## BEGIN
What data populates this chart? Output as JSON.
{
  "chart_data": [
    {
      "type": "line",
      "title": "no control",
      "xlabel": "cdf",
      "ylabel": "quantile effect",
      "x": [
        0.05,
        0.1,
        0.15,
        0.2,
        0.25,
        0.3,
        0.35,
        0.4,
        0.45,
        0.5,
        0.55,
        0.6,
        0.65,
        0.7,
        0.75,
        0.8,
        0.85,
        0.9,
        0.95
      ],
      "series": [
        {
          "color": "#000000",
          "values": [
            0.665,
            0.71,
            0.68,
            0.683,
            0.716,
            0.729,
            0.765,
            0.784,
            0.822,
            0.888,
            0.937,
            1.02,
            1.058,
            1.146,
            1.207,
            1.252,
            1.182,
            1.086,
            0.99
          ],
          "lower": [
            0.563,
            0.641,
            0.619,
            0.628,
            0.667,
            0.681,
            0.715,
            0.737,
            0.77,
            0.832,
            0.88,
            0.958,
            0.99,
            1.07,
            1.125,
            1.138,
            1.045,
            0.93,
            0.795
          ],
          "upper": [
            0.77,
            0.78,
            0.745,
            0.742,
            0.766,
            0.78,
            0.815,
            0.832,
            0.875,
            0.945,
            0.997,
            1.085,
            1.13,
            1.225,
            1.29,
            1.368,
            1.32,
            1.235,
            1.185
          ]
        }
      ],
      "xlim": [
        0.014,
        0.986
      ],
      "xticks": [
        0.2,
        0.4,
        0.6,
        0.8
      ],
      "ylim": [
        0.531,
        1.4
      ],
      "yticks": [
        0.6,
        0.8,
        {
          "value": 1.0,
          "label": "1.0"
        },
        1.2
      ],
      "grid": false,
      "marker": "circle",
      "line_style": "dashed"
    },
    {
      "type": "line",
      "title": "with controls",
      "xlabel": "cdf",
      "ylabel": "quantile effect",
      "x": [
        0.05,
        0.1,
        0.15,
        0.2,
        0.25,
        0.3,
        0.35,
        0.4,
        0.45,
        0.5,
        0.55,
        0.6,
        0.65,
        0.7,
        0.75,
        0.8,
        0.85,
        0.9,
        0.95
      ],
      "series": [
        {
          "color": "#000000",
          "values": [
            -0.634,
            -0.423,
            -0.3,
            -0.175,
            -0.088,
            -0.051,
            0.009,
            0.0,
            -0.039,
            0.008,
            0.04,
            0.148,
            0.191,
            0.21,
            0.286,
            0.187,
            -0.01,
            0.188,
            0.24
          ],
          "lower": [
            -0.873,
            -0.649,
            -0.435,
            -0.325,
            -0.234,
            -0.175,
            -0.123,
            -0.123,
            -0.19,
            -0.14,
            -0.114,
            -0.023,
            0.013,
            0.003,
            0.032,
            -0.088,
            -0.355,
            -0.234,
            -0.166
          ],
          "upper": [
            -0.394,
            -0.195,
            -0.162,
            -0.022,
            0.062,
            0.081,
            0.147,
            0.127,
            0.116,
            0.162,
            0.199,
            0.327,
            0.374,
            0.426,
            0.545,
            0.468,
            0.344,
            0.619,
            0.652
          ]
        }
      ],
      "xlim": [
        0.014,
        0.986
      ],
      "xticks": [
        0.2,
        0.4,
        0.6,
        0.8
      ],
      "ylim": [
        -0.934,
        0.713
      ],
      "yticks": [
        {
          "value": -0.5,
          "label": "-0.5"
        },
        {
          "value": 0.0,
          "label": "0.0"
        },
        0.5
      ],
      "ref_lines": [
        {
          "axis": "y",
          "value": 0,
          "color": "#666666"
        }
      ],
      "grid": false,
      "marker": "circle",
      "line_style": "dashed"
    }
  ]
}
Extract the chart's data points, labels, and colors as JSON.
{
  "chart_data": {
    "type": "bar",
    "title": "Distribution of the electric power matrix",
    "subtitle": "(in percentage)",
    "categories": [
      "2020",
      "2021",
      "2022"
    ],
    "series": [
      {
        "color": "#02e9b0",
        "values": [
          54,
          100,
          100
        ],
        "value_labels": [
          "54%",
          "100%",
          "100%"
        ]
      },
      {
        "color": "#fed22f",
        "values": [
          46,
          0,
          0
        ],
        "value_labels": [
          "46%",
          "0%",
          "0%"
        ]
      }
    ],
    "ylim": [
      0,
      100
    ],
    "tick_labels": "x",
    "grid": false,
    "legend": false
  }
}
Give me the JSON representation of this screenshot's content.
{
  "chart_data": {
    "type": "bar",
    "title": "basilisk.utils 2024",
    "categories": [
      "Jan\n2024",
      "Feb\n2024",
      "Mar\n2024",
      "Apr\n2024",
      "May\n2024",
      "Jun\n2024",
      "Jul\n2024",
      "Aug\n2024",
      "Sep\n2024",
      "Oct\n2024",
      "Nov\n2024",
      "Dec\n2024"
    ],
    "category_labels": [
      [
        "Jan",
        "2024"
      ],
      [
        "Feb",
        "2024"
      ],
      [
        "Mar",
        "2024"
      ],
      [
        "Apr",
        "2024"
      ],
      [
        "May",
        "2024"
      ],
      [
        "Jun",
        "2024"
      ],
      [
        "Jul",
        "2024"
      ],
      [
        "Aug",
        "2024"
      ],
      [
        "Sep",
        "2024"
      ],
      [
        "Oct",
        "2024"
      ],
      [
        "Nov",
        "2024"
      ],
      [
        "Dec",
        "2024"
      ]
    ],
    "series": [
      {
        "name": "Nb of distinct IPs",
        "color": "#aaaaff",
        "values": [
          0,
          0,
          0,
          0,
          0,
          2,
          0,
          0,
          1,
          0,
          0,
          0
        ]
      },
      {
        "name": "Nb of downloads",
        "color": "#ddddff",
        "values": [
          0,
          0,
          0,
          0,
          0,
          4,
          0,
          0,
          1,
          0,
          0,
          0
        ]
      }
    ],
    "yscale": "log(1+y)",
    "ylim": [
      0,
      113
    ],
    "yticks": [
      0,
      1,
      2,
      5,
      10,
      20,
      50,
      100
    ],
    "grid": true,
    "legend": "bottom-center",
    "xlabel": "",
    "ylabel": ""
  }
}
## END
THE EXERCISE
Repeat the lines above exactly.

RESULT FOR THIS EXERCISE
What data populates this chart? Output as JSON.
{
  "chart_data": [
    {
      "type": "line",
      "title": "no control",
      "xlabel": "cdf",
      "ylabel": "quantile effect",
      "x": [
        0.05,
        0.1,
        0.15,
        0.2,
        0.25,
        0.3,
        0.35,
        0.4,
        0.45,
        0.5,
        0.55,
        0.6,
        0.65,
        0.7,
        0.75,
        0.8,
        0.85,
        0.9,
        0.95
      ],
      "series": [
        {
          "color": "#000000",
          "values": [
            0.665,
            0.71,
            0.68,
            0.683,
            0.716,
            0.729,
            0.765,
            0.784,
            0.822,
            0.888,
            0.937,
            1.02,
            1.058,
            1.146,
            1.207,
            1.252,
            1.182,
            1.086,
            0.99
          ],
          "lower": [
            0.563,
            0.641,
            0.619,
            0.628,
            0.667,
            0.681,
            0.715,
            0.737,
            0.77,
            0.832,
            0.88,
            0.958,
            0.99,
            1.07,
            1.125,
            1.138,
            1.045,
            0.93,
            0.795
          ],
          "upper": [
            0.77,
            0.78,
            0.745,
            0.742,
            0.766,
            0.78,
            0.815,
            0.832,
            0.875,
            0.945,
            0.997,
            1.085,
            1.13,
            1.225,
            1.29,
            1.368,
            1.32,
            1.235,
            1.185
          ]
        }
      ],
      "xlim": [
        0.014,
        0.986
      ],
      "xticks": [
        0.2,
        0.4,
        0.6,
        0.8
      ],
      "ylim": [
        0.531,
        1.4
      ],
      "yticks": [
        0.6,
        0.8,
        {
          "value": 1.0,
          "label": "1.0"
        },
        1.2
      ],
      "grid": false,
      "marker": "circle",
      "line_style": "dashed"
    },
    {
      "type": "line",
      "title": "with controls",
      "xlabel": "cdf",
      "ylabel": "quantile effect",
      "x": [
        0.05,
        0.1,
        0.15,
        0.2,
        0.25,
        0.3,
        0.35,
        0.4,
        0.45,
        0.5,
        0.55,
        0.6,
        0.65,
        0.7,
        0.75,
        0.8,
        0.85,
        0.9,
        0.95
      ],
      "series": [
        {
          "color": "#000000",
          "values": [
            -0.634,
            -0.423,
            -0.3,
            -0.175,
            -0.088,
            -0.051,
            0.009,
            0.0,
            -0.039,
            0.008,
            0.04,
            0.148,
            0.191,
            0.21,
            0.286,
            0.187,
            -0.01,
            0.188,
            0.24
          ],
          "lower": [
            -0.873,
            -0.649,
            -0.435,
            -0.325,
            -0.234,
            -0.175,
            -0.123,
            -0.123,
            -0.19,
            -0.14,
            -0.114,
            -0.023,
            0.013,
            0.003,
            0.032,
            -0.088,
            -0.355,
            -0.234,
            -0.166
          ],
          "upper": [
            -0.394,
            -0.195,
            -0.162,
            -0.022,
            0.062,
            0.081,
            0.147,
            0.127,
            0.116,
            0.162,
            0.199,
            0.327,
            0.374,
            0.426,
            0.545,
            0.468,
            0.344,
            0.619,
            0.652
          ]
        }
      ],
      "xlim": [
        0.014,
        0.986
      ],
      "xticks": [
        0.2,
        0.4,
        0.6,
        0.8
      ],
      "ylim": [
        -0.934,
        0.713
      ],
      "yticks": [
        {
          "value": -0.5,
          "label": "-0.5"
        },
        {
          "value": 0.0,
          "label": "0.0"
        },
        0.5
      ],
      "ref_lines": [
        {
          "axis": "y",
          "value": 0,
          "color": "#666666"
        }
      ],
      "grid": false,
      "marker": "circle",
      "line_style": "dashed"
    }
  ]
}
Extract the chart's data points, labels, and colors as JSON.
{
  "chart_data": {
    "type": "bar",
    "title": "Distribution of the electric power matrix",
    "subtitle": "(in percentage)",
    "categories": [
      "2020",
      "2021",
      "2022"
    ],
    "series": [
      {
        "color": "#02e9b0",
        "values": [
          54,
          100,
          100
        ],
        "value_labels": [
          "54%",
          "100%",
          "100%"
        ]
      },
      {
        "color": "#fed22f",
        "values": [
          46,
          0,
          0
        ],
        "value_labels": [
          "46%",
          "0%",
          "0%"
        ]
      }
    ],
    "ylim": [
      0,
      100
    ],
    "tick_labels": "x",
    "grid": false,
    "legend": false
  }
}
Give me the JSON representation of this screenshot's content.
{
  "chart_data": {
    "type": "bar",
    "title": "basilisk.utils 2024",
    "categories": [
      "Jan\n2024",
      "Feb\n2024",
      "Mar\n2024",
      "Apr\n2024",
      "May\n2024",
      "Jun\n2024",
      "Jul\n2024",
      "Aug\n2024",
      "Sep\n2024",
      "Oct\n2024",
      "Nov\n2024",
      "Dec\n2024"
    ],
    "category_labels": [
      [
        "Jan",
        "2024"
      ],
      [
        "Feb",
        "2024"
      ],
      [
        "Mar",
        "2024"
      ],
      [
        "Apr",
        "2024"
      ],
      [
        "May",
        "2024"
      ],
      [
        "Jun",
        "2024"
      ],
      [
        "Jul",
        "2024"
      ],
      [
        "Aug",
        "2024"
      ],
      [
        "Sep",
        "2024"
      ],
      [
        "Oct",
        "2024"
      ],
      [
        "Nov",
        "2024"
      ],
      [
        "Dec",
        "2024"
      ]
    ],
    "series": [
      {
        "name": "Nb of distinct IPs",
        "color": "#aaaaff",
        "values": [
          0,
          0,
          0,
          0,
          0,
          2,
          0,
          0,
          1,
          0,
          0,
          0
        ]
      },
      {
        "name": "Nb of downloads",
        "color": "#ddddff",
        "values": [
          0,
          0,
          0,
          0,
          0,
          4,
          0,
          0,
          1,
          0,
          0,
          0
        ]
      }
    ],
    "yscale": "log(1+y)",
    "ylim": [
      0,
      113
    ],
    "yticks": [
      0,
      1,
      2,
      5,
      10,
      20,
      50,
      100
    ],
    "grid": true,
    "legend": "bottom-center",
    "xlabel": "",
    "ylabel": ""
  }
}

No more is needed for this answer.